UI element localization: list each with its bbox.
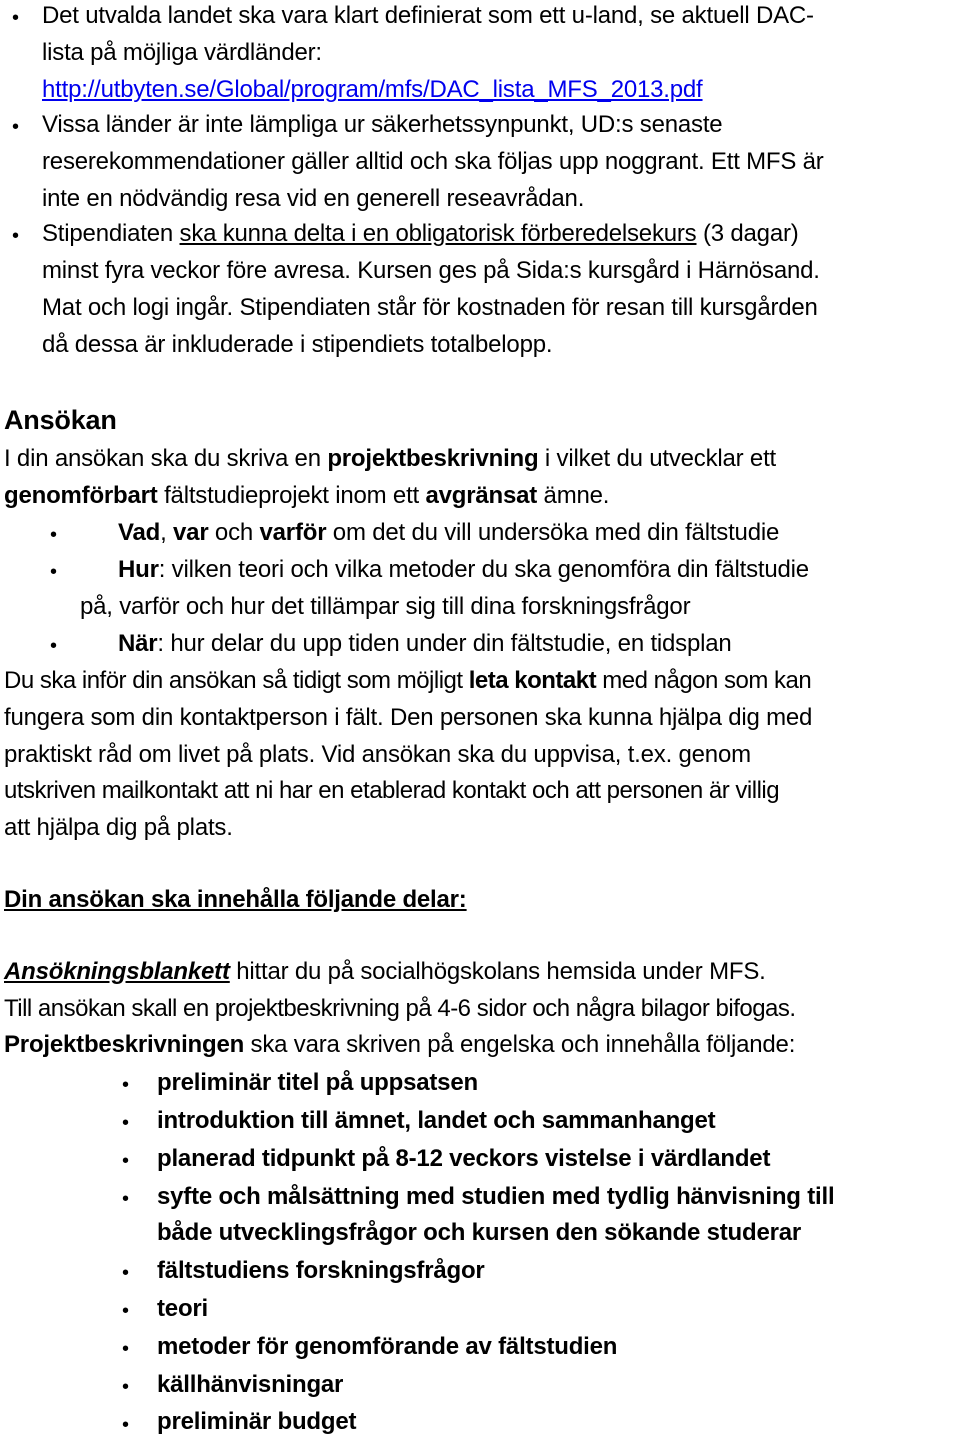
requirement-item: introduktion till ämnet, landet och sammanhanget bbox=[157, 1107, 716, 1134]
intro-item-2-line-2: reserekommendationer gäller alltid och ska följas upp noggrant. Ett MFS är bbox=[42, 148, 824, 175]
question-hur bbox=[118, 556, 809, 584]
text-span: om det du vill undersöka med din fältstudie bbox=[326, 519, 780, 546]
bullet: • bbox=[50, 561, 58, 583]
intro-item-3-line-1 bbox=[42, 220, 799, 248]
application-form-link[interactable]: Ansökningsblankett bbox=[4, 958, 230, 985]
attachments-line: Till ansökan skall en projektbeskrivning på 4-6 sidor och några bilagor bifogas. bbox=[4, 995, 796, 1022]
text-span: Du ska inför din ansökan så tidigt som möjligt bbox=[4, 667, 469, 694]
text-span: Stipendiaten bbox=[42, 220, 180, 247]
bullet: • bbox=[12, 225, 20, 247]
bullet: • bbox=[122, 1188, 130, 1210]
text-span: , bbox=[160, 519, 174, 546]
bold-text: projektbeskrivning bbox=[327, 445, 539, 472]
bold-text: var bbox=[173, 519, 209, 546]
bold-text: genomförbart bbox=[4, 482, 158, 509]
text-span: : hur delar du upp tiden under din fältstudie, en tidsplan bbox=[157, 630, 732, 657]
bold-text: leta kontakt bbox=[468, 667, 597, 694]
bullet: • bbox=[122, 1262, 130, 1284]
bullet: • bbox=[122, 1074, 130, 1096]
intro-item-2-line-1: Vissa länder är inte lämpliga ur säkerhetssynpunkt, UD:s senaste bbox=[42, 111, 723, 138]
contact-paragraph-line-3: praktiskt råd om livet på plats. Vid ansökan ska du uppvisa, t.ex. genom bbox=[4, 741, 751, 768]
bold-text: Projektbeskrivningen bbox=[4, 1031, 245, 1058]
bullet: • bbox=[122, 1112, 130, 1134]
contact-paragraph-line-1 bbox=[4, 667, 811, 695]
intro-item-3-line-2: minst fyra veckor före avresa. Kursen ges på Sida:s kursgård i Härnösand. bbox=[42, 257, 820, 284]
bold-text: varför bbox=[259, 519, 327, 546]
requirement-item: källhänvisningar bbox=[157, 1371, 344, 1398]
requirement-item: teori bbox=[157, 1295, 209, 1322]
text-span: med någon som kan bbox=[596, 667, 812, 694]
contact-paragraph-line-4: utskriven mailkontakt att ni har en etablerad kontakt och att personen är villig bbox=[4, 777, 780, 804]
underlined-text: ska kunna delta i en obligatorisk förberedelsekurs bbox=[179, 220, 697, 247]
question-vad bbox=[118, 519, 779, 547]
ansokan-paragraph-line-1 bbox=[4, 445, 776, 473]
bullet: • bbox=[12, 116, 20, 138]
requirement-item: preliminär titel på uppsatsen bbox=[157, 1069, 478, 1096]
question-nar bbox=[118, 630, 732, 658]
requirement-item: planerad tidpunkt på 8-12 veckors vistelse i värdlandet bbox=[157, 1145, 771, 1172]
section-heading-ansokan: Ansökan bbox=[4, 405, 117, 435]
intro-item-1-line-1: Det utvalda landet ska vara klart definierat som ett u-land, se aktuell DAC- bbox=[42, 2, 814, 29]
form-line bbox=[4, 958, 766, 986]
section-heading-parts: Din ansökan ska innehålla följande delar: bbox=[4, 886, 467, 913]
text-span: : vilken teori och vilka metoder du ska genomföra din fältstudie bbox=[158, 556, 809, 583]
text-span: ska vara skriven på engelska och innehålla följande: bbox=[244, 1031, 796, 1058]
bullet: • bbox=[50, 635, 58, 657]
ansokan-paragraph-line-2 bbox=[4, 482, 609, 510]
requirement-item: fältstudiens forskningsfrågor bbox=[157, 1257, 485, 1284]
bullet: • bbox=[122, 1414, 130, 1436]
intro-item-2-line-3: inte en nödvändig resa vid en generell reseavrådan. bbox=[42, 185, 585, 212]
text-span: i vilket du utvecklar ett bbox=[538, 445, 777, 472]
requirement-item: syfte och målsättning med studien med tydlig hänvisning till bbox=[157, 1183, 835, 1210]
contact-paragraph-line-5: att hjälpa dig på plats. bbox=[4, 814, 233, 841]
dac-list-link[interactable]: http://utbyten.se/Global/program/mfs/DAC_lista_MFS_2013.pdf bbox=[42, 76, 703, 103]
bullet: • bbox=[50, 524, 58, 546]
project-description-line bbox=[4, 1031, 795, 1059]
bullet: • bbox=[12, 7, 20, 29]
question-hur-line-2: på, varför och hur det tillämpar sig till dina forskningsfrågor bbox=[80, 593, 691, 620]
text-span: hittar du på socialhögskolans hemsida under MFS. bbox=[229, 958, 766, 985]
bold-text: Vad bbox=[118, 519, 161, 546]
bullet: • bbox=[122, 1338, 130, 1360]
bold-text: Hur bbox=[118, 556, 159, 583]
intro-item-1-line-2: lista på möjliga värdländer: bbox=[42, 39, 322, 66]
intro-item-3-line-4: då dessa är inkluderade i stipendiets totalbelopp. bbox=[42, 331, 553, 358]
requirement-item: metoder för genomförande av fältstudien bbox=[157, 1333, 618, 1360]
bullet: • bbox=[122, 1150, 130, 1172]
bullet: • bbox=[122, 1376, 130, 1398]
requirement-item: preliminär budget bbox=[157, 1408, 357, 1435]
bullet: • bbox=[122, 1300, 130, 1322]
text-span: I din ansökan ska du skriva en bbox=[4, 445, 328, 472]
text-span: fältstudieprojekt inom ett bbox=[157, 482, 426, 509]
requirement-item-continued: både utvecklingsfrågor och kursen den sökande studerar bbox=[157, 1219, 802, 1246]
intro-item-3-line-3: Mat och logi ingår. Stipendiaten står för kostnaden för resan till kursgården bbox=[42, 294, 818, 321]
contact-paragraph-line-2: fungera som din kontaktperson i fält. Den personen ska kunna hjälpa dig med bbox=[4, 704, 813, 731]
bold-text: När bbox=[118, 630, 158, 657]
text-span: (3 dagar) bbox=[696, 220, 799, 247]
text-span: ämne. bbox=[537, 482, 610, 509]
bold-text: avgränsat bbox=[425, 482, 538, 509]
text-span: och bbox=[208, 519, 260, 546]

——————————

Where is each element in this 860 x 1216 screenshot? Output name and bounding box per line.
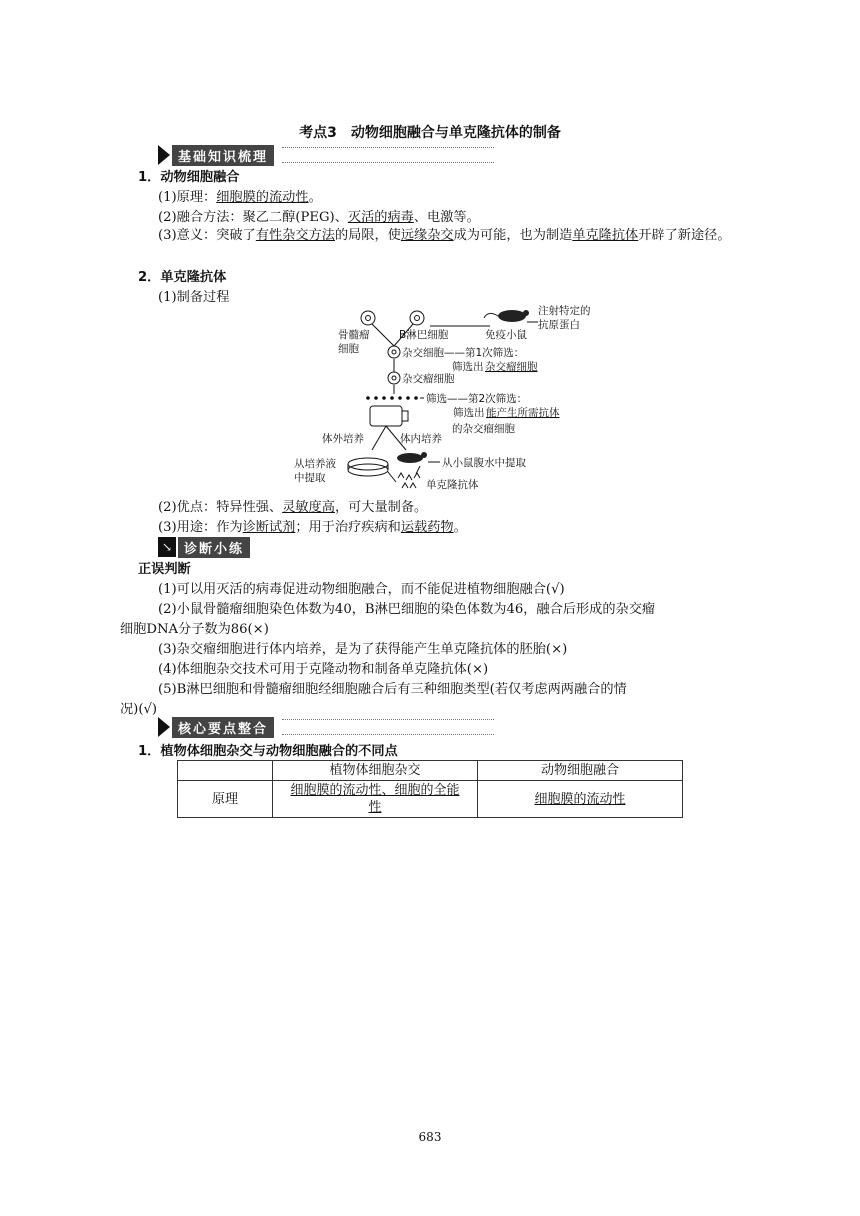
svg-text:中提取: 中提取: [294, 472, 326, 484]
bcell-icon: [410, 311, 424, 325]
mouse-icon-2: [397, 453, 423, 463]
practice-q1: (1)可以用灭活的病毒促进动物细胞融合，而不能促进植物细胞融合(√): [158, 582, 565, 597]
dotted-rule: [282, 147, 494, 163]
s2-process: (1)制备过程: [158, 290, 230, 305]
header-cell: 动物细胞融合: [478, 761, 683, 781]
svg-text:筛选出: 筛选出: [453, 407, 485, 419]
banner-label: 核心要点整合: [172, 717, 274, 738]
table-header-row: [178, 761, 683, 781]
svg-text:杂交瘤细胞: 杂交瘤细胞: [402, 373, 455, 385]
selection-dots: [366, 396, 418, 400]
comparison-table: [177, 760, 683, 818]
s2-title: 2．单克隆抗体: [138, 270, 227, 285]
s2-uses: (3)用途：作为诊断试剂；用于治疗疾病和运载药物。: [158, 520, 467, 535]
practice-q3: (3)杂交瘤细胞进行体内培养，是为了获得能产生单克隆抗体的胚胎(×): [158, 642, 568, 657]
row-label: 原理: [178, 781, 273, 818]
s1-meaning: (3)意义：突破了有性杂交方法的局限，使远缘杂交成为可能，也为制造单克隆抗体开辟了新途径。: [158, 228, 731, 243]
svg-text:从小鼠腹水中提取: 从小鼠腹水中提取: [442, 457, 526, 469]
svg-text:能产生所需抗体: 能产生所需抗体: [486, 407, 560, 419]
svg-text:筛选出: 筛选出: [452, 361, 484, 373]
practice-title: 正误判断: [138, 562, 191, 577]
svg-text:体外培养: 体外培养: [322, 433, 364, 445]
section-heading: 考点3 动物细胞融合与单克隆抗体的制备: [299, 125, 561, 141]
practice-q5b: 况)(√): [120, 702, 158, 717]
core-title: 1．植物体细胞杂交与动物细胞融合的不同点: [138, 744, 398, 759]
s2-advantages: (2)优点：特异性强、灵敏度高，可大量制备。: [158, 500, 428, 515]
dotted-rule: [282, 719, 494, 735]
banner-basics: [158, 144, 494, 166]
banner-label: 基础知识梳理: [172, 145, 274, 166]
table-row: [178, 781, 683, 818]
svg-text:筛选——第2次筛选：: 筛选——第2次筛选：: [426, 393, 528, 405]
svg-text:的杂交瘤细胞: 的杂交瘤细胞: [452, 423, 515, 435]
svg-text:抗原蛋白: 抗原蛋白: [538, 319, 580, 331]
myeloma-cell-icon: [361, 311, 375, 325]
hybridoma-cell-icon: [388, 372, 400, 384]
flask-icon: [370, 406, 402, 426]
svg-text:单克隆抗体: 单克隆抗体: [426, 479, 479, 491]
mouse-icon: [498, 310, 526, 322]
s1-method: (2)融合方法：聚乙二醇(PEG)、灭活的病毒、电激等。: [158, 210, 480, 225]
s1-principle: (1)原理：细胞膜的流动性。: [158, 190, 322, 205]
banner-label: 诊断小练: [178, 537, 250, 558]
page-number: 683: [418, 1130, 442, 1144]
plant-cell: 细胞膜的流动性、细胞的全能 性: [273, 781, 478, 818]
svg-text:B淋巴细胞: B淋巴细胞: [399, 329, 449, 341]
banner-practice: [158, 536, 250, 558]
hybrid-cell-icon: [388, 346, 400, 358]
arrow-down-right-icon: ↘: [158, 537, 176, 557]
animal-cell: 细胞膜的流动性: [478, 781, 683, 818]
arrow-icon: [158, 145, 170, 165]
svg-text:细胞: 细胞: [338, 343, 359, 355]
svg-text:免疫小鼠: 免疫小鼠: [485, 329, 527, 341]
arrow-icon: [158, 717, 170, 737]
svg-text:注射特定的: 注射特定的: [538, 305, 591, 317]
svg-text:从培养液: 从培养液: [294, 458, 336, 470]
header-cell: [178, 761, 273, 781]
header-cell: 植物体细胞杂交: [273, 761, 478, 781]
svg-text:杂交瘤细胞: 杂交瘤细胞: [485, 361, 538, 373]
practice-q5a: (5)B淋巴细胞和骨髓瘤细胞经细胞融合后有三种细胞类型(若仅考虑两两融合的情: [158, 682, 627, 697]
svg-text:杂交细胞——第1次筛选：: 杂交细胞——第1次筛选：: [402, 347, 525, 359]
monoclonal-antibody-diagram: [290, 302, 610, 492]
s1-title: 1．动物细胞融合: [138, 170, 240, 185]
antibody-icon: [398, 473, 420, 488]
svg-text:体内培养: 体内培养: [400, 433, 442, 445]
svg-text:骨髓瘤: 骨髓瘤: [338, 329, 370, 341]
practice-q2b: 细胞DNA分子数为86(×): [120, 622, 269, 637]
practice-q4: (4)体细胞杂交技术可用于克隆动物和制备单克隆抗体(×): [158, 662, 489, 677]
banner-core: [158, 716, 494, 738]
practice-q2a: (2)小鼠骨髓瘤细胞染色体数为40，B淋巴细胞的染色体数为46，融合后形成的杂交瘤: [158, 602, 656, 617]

——————————

**Assignment**: Copy out each line of the data in which the word "kunna" appears.

**Written answer**:
underlined-text: ska kunna delta i en obligatorisk förberedelsekurs bbox=[179, 220, 697, 247]
contact-paragraph-line-2: fungera som din kontaktperson i fält. Den personen ska kunna hjälpa dig med bbox=[4, 704, 813, 731]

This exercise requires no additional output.